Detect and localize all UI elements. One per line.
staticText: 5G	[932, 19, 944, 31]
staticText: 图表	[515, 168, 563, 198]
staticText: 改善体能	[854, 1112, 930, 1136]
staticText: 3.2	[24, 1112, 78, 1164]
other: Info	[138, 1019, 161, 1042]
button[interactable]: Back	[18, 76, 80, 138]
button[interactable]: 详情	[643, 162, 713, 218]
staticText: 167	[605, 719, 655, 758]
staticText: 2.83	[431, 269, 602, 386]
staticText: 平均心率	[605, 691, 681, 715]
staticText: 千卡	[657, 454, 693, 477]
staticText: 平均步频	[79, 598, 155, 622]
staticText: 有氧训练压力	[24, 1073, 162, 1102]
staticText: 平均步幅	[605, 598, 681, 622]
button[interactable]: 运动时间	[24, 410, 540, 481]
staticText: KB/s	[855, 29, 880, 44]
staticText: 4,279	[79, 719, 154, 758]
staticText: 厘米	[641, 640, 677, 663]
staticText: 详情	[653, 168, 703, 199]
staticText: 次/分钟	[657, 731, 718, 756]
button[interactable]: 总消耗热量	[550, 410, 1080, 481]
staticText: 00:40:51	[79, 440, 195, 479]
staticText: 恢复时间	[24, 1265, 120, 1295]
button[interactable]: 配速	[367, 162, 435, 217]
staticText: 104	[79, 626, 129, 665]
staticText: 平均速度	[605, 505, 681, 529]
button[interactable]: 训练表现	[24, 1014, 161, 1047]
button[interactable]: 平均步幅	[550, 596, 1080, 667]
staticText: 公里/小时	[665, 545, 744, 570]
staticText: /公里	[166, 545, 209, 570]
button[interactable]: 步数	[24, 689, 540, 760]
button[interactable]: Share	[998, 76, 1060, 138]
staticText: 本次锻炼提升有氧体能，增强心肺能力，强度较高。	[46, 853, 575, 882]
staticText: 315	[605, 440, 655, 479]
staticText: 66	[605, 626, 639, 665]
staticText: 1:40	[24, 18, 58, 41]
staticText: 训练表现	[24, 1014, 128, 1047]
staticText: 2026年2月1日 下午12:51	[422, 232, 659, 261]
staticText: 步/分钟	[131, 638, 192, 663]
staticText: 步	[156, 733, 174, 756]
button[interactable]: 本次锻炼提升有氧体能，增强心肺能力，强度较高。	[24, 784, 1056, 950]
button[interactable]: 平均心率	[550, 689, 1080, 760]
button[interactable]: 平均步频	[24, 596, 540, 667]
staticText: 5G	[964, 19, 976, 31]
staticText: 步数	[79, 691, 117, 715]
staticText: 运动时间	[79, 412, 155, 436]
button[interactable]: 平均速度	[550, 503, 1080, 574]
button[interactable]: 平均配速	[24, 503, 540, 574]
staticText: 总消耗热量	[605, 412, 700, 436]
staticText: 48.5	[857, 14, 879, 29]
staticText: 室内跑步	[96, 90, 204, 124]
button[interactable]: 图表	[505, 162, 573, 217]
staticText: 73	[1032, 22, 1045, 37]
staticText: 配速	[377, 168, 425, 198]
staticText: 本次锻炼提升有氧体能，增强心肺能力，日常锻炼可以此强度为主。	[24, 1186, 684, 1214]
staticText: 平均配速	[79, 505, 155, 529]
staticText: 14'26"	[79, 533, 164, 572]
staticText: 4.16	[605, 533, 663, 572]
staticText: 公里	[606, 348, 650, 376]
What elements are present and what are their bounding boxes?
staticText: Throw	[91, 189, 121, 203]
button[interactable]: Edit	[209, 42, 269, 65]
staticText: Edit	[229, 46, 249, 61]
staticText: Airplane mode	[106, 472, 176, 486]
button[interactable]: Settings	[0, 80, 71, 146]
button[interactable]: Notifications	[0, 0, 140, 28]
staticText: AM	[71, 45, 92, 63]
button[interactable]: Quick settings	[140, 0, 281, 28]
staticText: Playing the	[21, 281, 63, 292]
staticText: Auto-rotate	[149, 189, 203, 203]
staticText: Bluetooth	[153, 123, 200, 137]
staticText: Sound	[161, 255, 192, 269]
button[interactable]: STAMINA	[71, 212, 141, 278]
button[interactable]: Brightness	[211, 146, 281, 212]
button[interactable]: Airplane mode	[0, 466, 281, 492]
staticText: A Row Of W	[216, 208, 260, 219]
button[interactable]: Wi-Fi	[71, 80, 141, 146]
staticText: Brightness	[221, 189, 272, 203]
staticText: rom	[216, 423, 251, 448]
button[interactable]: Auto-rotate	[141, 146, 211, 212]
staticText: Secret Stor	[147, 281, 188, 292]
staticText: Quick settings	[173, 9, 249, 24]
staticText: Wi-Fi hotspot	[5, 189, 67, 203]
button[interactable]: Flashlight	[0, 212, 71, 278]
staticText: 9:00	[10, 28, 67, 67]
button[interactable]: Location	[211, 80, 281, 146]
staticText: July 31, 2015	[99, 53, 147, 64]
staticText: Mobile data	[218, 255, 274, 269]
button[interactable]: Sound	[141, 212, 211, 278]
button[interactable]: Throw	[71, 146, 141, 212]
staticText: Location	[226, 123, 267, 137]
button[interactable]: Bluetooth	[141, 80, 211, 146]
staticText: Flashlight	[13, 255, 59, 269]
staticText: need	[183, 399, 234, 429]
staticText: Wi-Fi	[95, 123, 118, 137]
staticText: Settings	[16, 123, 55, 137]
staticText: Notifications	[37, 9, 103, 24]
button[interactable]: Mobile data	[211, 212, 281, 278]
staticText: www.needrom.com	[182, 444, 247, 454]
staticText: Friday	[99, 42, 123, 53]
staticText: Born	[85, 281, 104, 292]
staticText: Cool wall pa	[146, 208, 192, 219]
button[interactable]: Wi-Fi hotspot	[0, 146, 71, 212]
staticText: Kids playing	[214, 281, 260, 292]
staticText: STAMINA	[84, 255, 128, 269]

※ ※ ※

• **Goal**
Can you copy out, unchanged, the stretch of lines from the very first one through the line that contains "598, 155, 622]"?

• **Problem solution**
Detect and localize all UI elements. One per line.
staticText: 5G	[932, 19, 944, 31]
staticText: 图表	[515, 168, 563, 198]
staticText: 改善体能	[854, 1112, 930, 1136]
staticText: 3.2	[24, 1112, 78, 1164]
other: Info	[138, 1019, 161, 1042]
button[interactable]: Back	[18, 76, 80, 138]
button[interactable]: 详情	[643, 162, 713, 218]
staticText: 167	[605, 719, 655, 758]
staticText: 2.83	[431, 269, 602, 386]
staticText: 平均心率	[605, 691, 681, 715]
staticText: 千卡	[657, 454, 693, 477]
staticText: 平均步频	[79, 598, 155, 622]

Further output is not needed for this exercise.